**WHAT IS REQUIRED:**
From the entries below, copy every line holding the word "JSON".

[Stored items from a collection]
begin

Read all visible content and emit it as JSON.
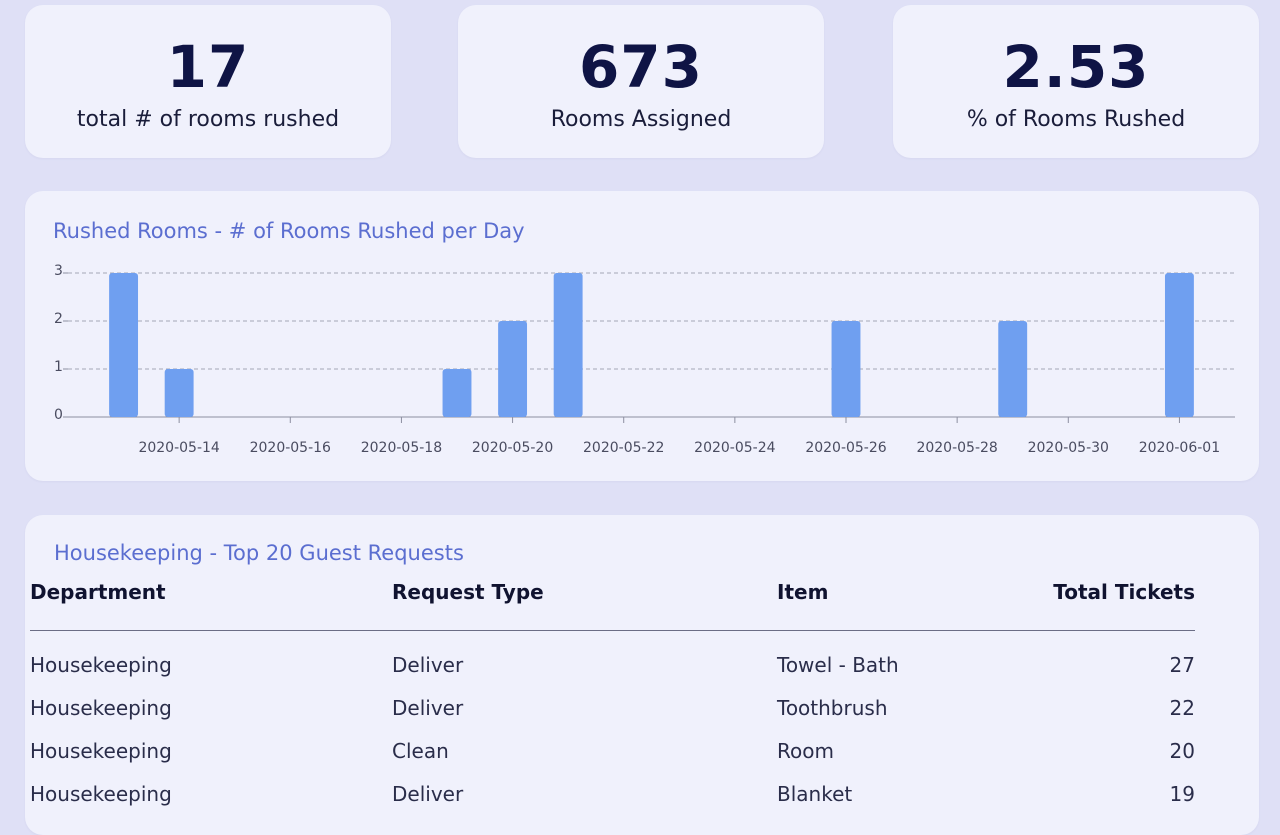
{
  "kpis": [
    {
      "value": "17",
      "label": "total # of rooms rushed"
    },
    {
      "value": "673",
      "label": "Rooms Assigned"
    },
    {
      "value": "2.53",
      "label": "% of Rooms Rushed"
    }
  ],
  "chart": {
    "title": "Rushed Rooms - # of Rooms Rushed per Day"
  },
  "chart_data": {
    "type": "bar",
    "title": "Rushed Rooms - # of Rooms Rushed per Day",
    "xlabel": "",
    "ylabel": "",
    "x": [
      "2020-05-13",
      "2020-05-14",
      "2020-05-19",
      "2020-05-20",
      "2020-05-21",
      "2020-05-26",
      "2020-05-29",
      "2020-06-01"
    ],
    "values": [
      3,
      1,
      1,
      2,
      3,
      2,
      2,
      3
    ],
    "xlim": [
      "2020-05-12",
      "2020-06-02"
    ],
    "ylim": [
      0,
      3
    ],
    "yticks": [
      "0",
      "1",
      "2",
      "3"
    ],
    "xticks": [
      "2020-05-14",
      "2020-05-16",
      "2020-05-18",
      "2020-05-20",
      "2020-05-22",
      "2020-05-24",
      "2020-05-26",
      "2020-05-28",
      "2020-05-30",
      "2020-06-01"
    ],
    "grid": "horizontal dashed",
    "bar_color": "#6f9ff0"
  },
  "table": {
    "title": "Housekeeping - Top 20 Guest Requests",
    "headers": [
      "Department",
      "Request Type",
      "Item",
      "Total Tickets"
    ],
    "rows": [
      [
        "Housekeeping",
        "Deliver",
        "Towel - Bath",
        "27"
      ],
      [
        "Housekeeping",
        "Deliver",
        "Toothbrush",
        "22"
      ],
      [
        "Housekeeping",
        "Clean",
        "Room",
        "20"
      ],
      [
        "Housekeeping",
        "Deliver",
        "Blanket",
        "19"
      ]
    ]
  },
  "colors": {
    "background": "#dfe0f6",
    "card": "#f0f1fc",
    "accent": "#5b6ed0",
    "kpi_text": "#0f1445"
  }
}
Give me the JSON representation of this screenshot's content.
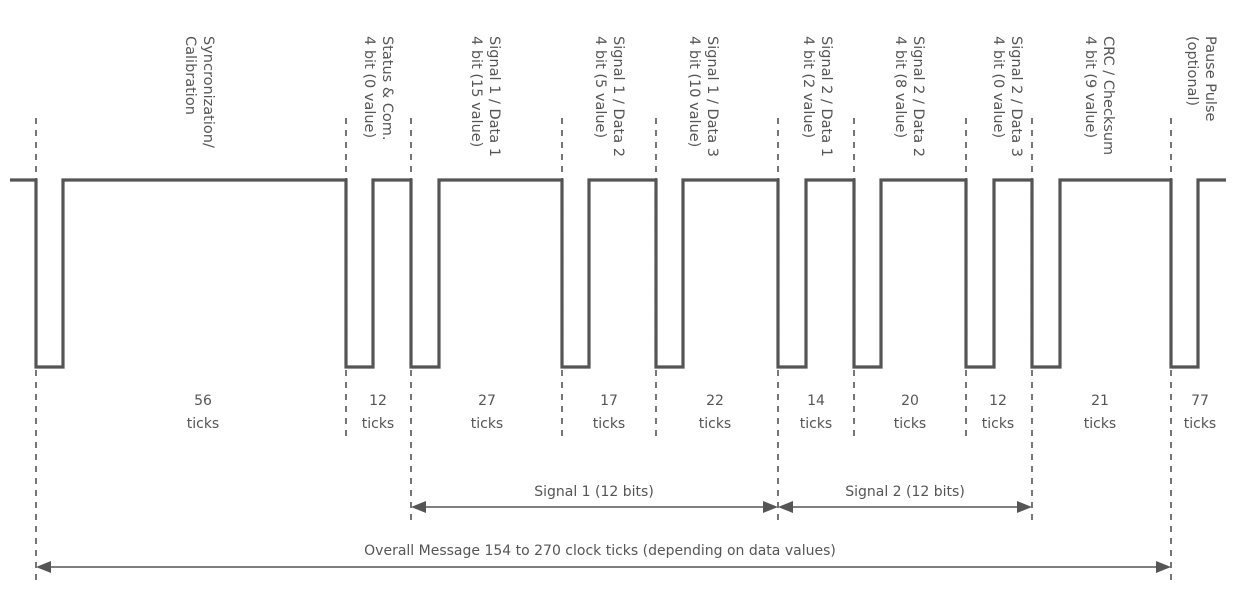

end

**OUTPUT FOR THIS TASK:**
Read all visible content and emit it as JSON.
Give me the JSON representation of this screenshot's content.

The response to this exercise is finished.